Start of Block

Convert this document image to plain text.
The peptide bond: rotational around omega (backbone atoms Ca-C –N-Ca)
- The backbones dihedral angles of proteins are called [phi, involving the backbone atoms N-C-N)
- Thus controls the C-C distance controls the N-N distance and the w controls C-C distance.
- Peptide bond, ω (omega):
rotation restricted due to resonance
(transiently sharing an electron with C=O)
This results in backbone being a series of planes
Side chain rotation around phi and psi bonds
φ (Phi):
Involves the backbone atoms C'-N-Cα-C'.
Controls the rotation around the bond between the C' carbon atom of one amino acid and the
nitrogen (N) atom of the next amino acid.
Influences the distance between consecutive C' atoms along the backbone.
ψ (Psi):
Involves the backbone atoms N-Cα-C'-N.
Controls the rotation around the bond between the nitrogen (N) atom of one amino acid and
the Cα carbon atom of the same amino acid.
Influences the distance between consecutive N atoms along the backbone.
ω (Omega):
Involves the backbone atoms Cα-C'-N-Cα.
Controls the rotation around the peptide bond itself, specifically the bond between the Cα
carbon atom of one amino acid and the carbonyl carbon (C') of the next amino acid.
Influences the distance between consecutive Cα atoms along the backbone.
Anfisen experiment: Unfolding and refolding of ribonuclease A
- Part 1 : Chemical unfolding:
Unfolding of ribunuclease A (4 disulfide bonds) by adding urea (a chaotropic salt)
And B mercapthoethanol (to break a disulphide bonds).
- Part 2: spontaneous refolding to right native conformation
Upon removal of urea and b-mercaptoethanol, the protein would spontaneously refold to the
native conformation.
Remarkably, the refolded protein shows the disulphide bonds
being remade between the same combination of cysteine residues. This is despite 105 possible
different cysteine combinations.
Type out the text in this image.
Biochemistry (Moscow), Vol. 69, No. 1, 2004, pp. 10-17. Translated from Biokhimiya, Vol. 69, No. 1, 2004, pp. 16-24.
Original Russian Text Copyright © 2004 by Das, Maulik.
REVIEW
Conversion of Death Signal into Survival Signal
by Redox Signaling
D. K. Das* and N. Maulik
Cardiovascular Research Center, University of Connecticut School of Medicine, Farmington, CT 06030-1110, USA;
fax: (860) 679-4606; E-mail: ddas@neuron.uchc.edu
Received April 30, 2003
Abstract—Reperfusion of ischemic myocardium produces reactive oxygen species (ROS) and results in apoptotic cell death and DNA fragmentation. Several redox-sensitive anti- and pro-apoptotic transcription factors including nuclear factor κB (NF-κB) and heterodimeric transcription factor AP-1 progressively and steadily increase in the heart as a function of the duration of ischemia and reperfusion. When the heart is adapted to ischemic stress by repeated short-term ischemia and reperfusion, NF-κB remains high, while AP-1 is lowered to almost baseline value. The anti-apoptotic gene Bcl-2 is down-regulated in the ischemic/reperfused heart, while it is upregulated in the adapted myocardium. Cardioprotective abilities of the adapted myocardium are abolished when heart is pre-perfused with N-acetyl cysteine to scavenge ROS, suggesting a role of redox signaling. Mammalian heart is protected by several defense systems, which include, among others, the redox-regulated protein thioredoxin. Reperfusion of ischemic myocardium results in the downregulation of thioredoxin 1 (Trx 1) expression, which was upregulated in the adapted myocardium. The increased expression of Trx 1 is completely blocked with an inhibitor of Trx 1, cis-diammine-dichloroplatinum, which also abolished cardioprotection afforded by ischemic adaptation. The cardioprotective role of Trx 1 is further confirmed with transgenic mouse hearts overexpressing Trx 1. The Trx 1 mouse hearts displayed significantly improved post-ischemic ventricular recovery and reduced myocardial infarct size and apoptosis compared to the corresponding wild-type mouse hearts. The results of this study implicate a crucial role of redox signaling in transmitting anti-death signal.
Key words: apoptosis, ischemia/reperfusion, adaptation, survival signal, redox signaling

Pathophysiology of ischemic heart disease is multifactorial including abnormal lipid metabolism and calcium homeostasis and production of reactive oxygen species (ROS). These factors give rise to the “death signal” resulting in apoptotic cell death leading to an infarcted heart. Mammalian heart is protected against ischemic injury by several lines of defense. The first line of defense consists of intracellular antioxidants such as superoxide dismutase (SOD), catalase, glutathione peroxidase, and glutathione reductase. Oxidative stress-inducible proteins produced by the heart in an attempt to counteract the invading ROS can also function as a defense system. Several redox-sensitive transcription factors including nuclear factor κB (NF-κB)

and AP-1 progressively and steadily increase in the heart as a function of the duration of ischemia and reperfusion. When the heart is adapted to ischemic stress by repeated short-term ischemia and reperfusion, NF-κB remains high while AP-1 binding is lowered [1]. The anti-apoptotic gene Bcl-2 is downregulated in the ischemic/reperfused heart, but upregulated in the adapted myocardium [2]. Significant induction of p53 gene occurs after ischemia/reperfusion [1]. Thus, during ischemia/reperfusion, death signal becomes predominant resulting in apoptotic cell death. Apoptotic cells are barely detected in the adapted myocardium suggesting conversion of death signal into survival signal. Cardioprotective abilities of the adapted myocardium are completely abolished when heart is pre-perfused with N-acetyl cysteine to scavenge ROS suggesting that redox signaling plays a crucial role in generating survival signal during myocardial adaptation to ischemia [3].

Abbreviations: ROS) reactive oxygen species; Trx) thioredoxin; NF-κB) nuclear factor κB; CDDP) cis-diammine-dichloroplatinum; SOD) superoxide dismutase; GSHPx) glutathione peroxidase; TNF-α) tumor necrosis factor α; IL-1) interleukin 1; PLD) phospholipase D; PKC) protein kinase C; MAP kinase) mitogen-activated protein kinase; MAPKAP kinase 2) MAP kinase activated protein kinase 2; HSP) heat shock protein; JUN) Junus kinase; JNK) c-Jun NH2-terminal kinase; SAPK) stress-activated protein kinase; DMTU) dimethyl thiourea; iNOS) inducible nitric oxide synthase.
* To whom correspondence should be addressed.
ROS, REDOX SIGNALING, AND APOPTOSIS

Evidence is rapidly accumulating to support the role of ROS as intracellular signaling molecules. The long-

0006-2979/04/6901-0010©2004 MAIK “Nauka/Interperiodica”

End of Block

> _Exercise goal_:
Word for word, copy out all the data given above.

> _The answer_:
Convert this document image to plain text.
The peptide bond: rotational around omega (backbone atoms Ca-C –N-Ca)
- The backbones dihedral angles of proteins are called [phi, involving the backbone atoms N-C-N)
- Thus controls the C-C distance controls the N-N distance and the w controls C-C distance.
- Peptide bond, ω (omega):
rotation restricted due to resonance
(transiently sharing an electron with C=O)
This results in backbone being a series of planes
Side chain rotation around phi and psi bonds
φ (Phi):
Involves the backbone atoms C'-N-Cα-C'.
Controls the rotation around the bond between the C' carbon atom of one amino acid and the
nitrogen (N) atom of the next amino acid.
Influences the distance between consecutive C' atoms along the backbone.
ψ (Psi):
Involves the backbone atoms N-Cα-C'-N.
Controls the rotation around the bond between the nitrogen (N) atom of one amino acid and
the Cα carbon atom of the same amino acid.
Influences the distance between consecutive N atoms along the backbone.
ω (Omega):
Involves the backbone atoms Cα-C'-N-Cα.
Controls the rotation around the peptide bond itself, specifically the bond between the Cα
carbon atom of one amino acid and the carbonyl carbon (C') of the next amino acid.
Influences the distance between consecutive Cα atoms along the backbone.
Anfisen experiment: Unfolding and refolding of ribonuclease A
- Part 1 : Chemical unfolding:
Unfolding of ribunuclease A (4 disulfide bonds) by adding urea (a chaotropic salt)
And B mercapthoethanol (to break a disulphide bonds).
- Part 2: spontaneous refolding to right native conformation
Upon removal of urea and b-mercaptoethanol, the protein would spontaneously refold to the
native conformation.
Remarkably, the refolded protein shows the disulphide bonds
being remade between the same combination of cysteine residues. This is despite 105 possible
different cysteine combinations.
Type out the text in this image.
Biochemistry (Moscow), Vol. 69, No. 1, 2004, pp. 10-17. Translated from Biokhimiya, Vol. 69, No. 1, 2004, pp. 16-24.
Original Russian Text Copyright © 2004 by Das, Maulik.
REVIEW
Conversion of Death Signal into Survival Signal
by Redox Signaling
D. K. Das* and N. Maulik
Cardiovascular Research Center, University of Connecticut School of Medicine, Farmington, CT 06030-1110, USA;
fax: (860) 679-4606; E-mail: ddas@neuron.uchc.edu
Received April 30, 2003
Abstract—Reperfusion of ischemic myocardium produces reactive oxygen species (ROS) and results in apoptotic cell death and DNA fragmentation. Several redox-sensitive anti- and pro-apoptotic transcription factors including nuclear factor κB (NF-κB) and heterodimeric transcription factor AP-1 progressively and steadily increase in the heart as a function of the duration of ischemia and reperfusion. When the heart is adapted to ischemic stress by repeated short-term ischemia and reperfusion, NF-κB remains high, while AP-1 is lowered to almost baseline value. The anti-apoptotic gene Bcl-2 is down-regulated in the ischemic/reperfused heart, while it is upregulated in the adapted myocardium. Cardioprotective abilities of the adapted myocardium are abolished when heart is pre-perfused with N-acetyl cysteine to scavenge ROS, suggesting a role of redox signaling. Mammalian heart is protected by several defense systems, which include, among others, the redox-regulated protein thioredoxin. Reperfusion of ischemic myocardium results in the downregulation of thioredoxin 1 (Trx 1) expression, which was upregulated in the adapted myocardium. The increased expression of Trx 1 is completely blocked with an inhibitor of Trx 1, cis-diammine-dichloroplatinum, which also abolished cardioprotection afforded by ischemic adaptation. The cardioprotective role of Trx 1 is further confirmed with transgenic mouse hearts overexpressing Trx 1. The Trx 1 mouse hearts displayed significantly improved post-ischemic ventricular recovery and reduced myocardial infarct size and apoptosis compared to the corresponding wild-type mouse hearts. The results of this study implicate a crucial role of redox signaling in transmitting anti-death signal.
Key words: apoptosis, ischemia/reperfusion, adaptation, survival signal, redox signaling

Pathophysiology of ischemic heart disease is multifactorial including abnormal lipid metabolism and calcium homeostasis and production of reactive oxygen species (ROS). These factors give rise to the “death signal” resulting in apoptotic cell death leading to an infarcted heart. Mammalian heart is protected against ischemic injury by several lines of defense. The first line of defense consists of intracellular antioxidants such as superoxide dismutase (SOD), catalase, glutathione peroxidase, and glutathione reductase. Oxidative stress-inducible proteins produced by the heart in an attempt to counteract the invading ROS can also function as a defense system. Several redox-sensitive transcription factors including nuclear factor κB (NF-κB)

and AP-1 progressively and steadily increase in the heart as a function of the duration of ischemia and reperfusion. When the heart is adapted to ischemic stress by repeated short-term ischemia and reperfusion, NF-κB remains high while AP-1 binding is lowered [1]. The anti-apoptotic gene Bcl-2 is downregulated in the ischemic/reperfused heart, but upregulated in the adapted myocardium [2]. Significant induction of p53 gene occurs after ischemia/reperfusion [1]. Thus, during ischemia/reperfusion, death signal becomes predominant resulting in apoptotic cell death. Apoptotic cells are barely detected in the adapted myocardium suggesting conversion of death signal into survival signal. Cardioprotective abilities of the adapted myocardium are completely abolished when heart is pre-perfused with N-acetyl cysteine to scavenge ROS suggesting that redox signaling plays a crucial role in generating survival signal during myocardial adaptation to ischemia [3].

Abbreviations: ROS) reactive oxygen species; Trx) thioredoxin; NF-κB) nuclear factor κB; CDDP) cis-diammine-dichloroplatinum; SOD) superoxide dismutase; GSHPx) glutathione peroxidase; TNF-α) tumor necrosis factor α; IL-1) interleukin 1; PLD) phospholipase D; PKC) protein kinase C; MAP kinase) mitogen-activated protein kinase; MAPKAP kinase 2) MAP kinase activated protein kinase 2; HSP) heat shock protein; JUN) Junus kinase; JNK) c-Jun NH2-terminal kinase; SAPK) stress-activated protein kinase; DMTU) dimethyl thiourea; iNOS) inducible nitric oxide synthase.
* To whom correspondence should be addressed.
ROS, REDOX SIGNALING, AND APOPTOSIS

Evidence is rapidly accumulating to support the role of ROS as intracellular signaling molecules. The long-

0006-2979/04/6901-0010©2004 MAIK “Nauka/Interperiodica”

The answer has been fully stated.